• **Records from a data source**:
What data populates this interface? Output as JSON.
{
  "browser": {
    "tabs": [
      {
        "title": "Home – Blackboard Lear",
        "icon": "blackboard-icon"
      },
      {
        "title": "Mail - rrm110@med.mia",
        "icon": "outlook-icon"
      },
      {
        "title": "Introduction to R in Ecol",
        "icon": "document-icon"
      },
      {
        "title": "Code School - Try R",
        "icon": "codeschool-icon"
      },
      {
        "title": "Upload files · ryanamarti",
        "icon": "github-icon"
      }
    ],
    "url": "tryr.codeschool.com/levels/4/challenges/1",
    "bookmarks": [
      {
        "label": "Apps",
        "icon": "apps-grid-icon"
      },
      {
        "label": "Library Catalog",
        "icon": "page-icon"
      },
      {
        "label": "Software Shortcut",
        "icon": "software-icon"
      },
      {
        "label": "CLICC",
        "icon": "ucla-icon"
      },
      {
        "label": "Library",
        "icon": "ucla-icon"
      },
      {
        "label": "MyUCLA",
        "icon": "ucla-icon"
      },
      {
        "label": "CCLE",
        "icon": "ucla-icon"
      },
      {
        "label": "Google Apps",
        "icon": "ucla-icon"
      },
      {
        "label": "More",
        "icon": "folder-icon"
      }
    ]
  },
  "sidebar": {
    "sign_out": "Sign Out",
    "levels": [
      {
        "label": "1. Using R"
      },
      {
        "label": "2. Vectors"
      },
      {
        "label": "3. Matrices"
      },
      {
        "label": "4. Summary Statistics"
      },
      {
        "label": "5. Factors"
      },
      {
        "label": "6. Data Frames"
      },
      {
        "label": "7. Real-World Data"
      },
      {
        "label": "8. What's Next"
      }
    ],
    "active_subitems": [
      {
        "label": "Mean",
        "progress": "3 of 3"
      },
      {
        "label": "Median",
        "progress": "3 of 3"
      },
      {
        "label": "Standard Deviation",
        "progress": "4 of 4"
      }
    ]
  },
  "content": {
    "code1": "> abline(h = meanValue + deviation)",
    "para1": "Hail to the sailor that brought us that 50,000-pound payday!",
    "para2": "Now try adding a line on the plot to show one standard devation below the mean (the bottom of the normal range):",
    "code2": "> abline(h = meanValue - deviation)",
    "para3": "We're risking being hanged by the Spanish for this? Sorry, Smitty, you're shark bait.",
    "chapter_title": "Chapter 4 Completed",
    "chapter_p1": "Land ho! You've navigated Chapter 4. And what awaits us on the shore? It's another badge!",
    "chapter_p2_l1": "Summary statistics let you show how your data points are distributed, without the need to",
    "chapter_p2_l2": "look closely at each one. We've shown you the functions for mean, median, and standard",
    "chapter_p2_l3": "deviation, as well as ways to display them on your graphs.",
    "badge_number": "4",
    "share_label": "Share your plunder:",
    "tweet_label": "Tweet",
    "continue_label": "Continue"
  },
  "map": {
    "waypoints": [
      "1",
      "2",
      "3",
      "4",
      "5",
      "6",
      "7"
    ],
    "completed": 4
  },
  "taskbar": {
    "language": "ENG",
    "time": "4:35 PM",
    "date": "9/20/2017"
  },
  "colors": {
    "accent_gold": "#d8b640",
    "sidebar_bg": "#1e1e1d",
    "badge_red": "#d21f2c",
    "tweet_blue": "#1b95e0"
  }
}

• **REQUEST**: Give back all the data exactly as written.

• **COMPLETE ANSWER**:
What data populates this interface? Output as JSON.
{
  "browser": {
    "tabs": [
      {
        "title": "Home – Blackboard Lear",
        "icon": "blackboard-icon"
      },
      {
        "title": "Mail - rrm110@med.mia",
        "icon": "outlook-icon"
      },
      {
        "title": "Introduction to R in Ecol",
        "icon": "document-icon"
      },
      {
        "title": "Code School - Try R",
        "icon": "codeschool-icon"
      },
      {
        "title": "Upload files · ryanamarti",
        "icon": "github-icon"
      }
    ],
    "url": "tryr.codeschool.com/levels/4/challenges/1",
    "bookmarks": [
      {
        "label": "Apps",
        "icon": "apps-grid-icon"
      },
      {
        "label": "Library Catalog",
        "icon": "page-icon"
      },
      {
        "label": "Software Shortcut",
        "icon": "software-icon"
      },
      {
        "label": "CLICC",
        "icon": "ucla-icon"
      },
      {
        "label": "Library",
        "icon": "ucla-icon"
      },
      {
        "label": "MyUCLA",
        "icon": "ucla-icon"
      },
      {
        "label": "CCLE",
        "icon": "ucla-icon"
      },
      {
        "label": "Google Apps",
        "icon": "ucla-icon"
      },
      {
        "label": "More",
        "icon": "folder-icon"
      }
    ]
  },
  "sidebar": {
    "sign_out": "Sign Out",
    "levels": [
      {
        "label": "1. Using R"
      },
      {
        "label": "2. Vectors"
      },
      {
        "label": "3. Matrices"
      },
      {
        "label": "4. Summary Statistics"
      },
      {
        "label": "5. Factors"
      },
      {
        "label": "6. Data Frames"
      },
      {
        "label": "7. Real-World Data"
      },
      {
        "label": "8. What's Next"
      }
    ],
    "active_subitems": [
      {
        "label": "Mean",
        "progress": "3 of 3"
      },
      {
        "label": "Median",
        "progress": "3 of 3"
      },
      {
        "label": "Standard Deviation",
        "progress": "4 of 4"
      }
    ]
  },
  "content": {
    "code1": "> abline(h = meanValue + deviation)",
    "para1": "Hail to the sailor that brought us that 50,000-pound payday!",
    "para2": "Now try adding a line on the plot to show one standard devation below the mean (the bottom of the normal range):",
    "code2": "> abline(h = meanValue - deviation)",
    "para3": "We're risking being hanged by the Spanish for this? Sorry, Smitty, you're shark bait.",
    "chapter_title": "Chapter 4 Completed",
    "chapter_p1": "Land ho! You've navigated Chapter 4. And what awaits us on the shore? It's another badge!",
    "chapter_p2_l1": "Summary statistics let you show how your data points are distributed, without the need to",
    "chapter_p2_l2": "look closely at each one. We've shown you the functions for mean, median, and standard",
    "chapter_p2_l3": "deviation, as well as ways to display them on your graphs.",
    "badge_number": "4",
    "share_label": "Share your plunder:",
    "tweet_label": "Tweet",
    "continue_label": "Continue"
  },
  "map": {
    "waypoints": [
      "1",
      "2",
      "3",
      "4",
      "5",
      "6",
      "7"
    ],
    "completed": 4
  },
  "taskbar": {
    "language": "ENG",
    "time": "4:35 PM",
    "date": "9/20/2017"
  },
  "colors": {
    "accent_gold": "#d8b640",
    "sidebar_bg": "#1e1e1d",
    "badge_red": "#d21f2c",
    "tweet_blue": "#1b95e0"
  }
}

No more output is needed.